» **Records for the exercise**:

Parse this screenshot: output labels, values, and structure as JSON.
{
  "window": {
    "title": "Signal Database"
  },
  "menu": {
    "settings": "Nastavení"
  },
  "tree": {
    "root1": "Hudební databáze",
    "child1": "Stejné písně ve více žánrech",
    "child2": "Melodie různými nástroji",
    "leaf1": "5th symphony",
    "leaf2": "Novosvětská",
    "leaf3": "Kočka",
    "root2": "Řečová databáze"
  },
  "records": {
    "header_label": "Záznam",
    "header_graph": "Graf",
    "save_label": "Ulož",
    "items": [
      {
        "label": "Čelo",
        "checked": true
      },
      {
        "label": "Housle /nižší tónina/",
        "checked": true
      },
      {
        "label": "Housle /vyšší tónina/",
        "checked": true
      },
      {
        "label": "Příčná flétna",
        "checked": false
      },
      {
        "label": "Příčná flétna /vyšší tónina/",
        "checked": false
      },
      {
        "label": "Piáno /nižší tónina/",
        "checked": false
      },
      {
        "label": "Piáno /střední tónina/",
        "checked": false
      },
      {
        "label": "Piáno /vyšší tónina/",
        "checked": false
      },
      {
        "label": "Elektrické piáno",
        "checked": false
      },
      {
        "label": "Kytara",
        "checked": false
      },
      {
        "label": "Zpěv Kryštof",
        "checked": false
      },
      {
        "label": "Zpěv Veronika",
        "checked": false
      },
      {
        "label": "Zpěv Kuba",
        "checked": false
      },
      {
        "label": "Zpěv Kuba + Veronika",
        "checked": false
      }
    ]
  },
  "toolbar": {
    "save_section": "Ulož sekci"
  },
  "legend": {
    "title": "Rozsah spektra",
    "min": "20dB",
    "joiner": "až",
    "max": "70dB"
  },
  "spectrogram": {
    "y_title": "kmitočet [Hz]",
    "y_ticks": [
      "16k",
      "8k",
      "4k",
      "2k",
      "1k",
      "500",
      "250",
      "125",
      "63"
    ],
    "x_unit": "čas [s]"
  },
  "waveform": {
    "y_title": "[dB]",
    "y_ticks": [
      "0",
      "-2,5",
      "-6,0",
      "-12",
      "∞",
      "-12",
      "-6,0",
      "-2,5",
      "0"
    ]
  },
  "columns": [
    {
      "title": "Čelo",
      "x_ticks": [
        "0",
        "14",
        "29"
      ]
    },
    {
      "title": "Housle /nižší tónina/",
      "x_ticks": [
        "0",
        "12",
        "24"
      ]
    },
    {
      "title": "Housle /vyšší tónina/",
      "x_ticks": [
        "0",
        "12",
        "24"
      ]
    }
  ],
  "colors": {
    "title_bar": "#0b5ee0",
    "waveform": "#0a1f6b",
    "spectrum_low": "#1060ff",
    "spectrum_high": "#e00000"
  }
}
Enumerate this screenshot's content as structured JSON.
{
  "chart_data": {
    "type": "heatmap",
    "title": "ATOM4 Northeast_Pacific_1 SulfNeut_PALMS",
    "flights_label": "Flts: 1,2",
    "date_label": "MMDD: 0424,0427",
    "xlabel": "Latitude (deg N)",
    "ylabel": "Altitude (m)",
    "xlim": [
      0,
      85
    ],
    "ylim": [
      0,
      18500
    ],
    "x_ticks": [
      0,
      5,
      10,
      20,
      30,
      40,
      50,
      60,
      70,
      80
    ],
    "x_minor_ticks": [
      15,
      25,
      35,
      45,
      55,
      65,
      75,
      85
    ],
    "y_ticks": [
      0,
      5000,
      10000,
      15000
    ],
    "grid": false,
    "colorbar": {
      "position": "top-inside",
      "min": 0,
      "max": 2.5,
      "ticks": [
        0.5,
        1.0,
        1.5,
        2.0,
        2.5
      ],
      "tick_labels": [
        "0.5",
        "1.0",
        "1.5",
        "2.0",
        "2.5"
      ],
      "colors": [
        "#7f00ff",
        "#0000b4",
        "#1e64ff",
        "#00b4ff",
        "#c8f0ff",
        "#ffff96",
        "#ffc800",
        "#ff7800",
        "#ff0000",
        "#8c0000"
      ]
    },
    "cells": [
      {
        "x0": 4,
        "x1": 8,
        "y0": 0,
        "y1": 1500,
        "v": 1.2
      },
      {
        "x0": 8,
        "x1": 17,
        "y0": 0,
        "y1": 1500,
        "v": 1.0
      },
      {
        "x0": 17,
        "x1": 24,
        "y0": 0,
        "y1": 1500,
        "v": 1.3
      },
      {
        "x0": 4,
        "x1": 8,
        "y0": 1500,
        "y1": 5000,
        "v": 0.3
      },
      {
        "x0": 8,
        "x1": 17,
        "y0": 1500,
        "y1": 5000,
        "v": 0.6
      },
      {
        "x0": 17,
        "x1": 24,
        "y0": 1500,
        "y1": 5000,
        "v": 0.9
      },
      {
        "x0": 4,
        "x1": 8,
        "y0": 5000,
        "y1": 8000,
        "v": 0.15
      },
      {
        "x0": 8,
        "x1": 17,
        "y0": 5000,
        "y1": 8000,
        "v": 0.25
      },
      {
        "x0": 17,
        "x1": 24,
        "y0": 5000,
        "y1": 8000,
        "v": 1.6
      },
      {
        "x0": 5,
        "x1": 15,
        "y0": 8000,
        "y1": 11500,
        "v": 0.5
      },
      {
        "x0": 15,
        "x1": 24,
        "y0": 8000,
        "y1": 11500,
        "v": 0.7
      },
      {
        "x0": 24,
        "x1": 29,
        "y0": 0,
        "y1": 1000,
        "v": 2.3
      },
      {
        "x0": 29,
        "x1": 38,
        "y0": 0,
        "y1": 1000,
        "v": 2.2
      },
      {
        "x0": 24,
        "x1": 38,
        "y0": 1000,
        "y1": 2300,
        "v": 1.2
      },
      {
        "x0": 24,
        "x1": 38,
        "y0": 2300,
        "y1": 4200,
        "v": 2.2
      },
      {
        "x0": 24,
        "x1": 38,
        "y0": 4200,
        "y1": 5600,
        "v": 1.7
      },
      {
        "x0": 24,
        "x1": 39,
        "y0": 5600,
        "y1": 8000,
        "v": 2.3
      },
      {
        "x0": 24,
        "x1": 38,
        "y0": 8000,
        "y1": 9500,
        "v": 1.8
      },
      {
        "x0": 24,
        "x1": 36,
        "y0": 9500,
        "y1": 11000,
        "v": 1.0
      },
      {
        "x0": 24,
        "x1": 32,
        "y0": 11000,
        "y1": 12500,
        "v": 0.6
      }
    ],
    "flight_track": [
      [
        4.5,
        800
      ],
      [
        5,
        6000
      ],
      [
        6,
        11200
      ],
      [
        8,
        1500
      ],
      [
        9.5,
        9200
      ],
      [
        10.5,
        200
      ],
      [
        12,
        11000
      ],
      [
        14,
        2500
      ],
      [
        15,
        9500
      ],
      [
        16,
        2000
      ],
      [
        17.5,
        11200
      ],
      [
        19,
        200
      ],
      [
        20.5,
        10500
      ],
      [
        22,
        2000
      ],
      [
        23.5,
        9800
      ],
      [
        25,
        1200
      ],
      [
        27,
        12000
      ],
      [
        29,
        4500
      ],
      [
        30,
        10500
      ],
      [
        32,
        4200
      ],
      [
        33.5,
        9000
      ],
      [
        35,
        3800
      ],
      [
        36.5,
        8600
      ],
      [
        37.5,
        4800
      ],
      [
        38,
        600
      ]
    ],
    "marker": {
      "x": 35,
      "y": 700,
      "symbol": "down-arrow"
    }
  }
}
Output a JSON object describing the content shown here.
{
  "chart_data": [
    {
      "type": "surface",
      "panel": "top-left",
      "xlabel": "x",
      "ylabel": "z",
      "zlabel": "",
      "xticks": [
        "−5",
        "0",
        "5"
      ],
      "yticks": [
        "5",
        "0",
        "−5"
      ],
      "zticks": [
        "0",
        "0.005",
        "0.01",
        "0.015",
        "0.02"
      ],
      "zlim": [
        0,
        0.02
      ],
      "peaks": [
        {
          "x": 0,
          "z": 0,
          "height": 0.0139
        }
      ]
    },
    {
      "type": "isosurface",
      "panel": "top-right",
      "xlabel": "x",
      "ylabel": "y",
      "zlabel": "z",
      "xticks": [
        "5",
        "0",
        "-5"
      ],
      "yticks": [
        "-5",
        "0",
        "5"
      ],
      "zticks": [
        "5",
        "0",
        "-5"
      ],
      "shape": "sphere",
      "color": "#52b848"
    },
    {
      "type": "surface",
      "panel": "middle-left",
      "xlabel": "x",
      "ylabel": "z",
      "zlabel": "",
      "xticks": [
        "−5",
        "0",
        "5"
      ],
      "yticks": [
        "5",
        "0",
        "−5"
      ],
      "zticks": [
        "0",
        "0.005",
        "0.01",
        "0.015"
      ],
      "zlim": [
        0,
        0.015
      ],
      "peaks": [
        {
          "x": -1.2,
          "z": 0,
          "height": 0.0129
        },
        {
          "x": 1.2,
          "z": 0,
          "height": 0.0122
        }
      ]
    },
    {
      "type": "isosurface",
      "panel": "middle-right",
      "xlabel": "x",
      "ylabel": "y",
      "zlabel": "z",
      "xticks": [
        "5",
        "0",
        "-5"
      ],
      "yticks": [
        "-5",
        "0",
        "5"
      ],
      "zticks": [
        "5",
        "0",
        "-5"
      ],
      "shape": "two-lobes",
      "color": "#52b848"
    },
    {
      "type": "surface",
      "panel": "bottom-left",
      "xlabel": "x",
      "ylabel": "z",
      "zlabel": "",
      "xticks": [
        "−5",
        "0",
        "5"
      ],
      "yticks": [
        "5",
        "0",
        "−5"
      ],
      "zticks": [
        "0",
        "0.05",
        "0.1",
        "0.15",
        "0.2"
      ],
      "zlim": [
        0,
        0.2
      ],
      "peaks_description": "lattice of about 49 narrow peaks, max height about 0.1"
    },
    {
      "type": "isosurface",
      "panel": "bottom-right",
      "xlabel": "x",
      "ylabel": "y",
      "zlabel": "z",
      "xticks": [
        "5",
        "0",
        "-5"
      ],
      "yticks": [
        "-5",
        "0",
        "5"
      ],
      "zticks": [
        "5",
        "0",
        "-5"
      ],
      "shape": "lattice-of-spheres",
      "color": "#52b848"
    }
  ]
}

» **Work to complete**: In the listing above, find the lines holding the word "Zpěv" and copy them.

» **Written answer**:
        "label": "Zpěv Kryštof",
        "label": "Zpěv Veronika",
        "label": "Zpěv Kuba",
        "label": "Zpěv Kuba + Veronika",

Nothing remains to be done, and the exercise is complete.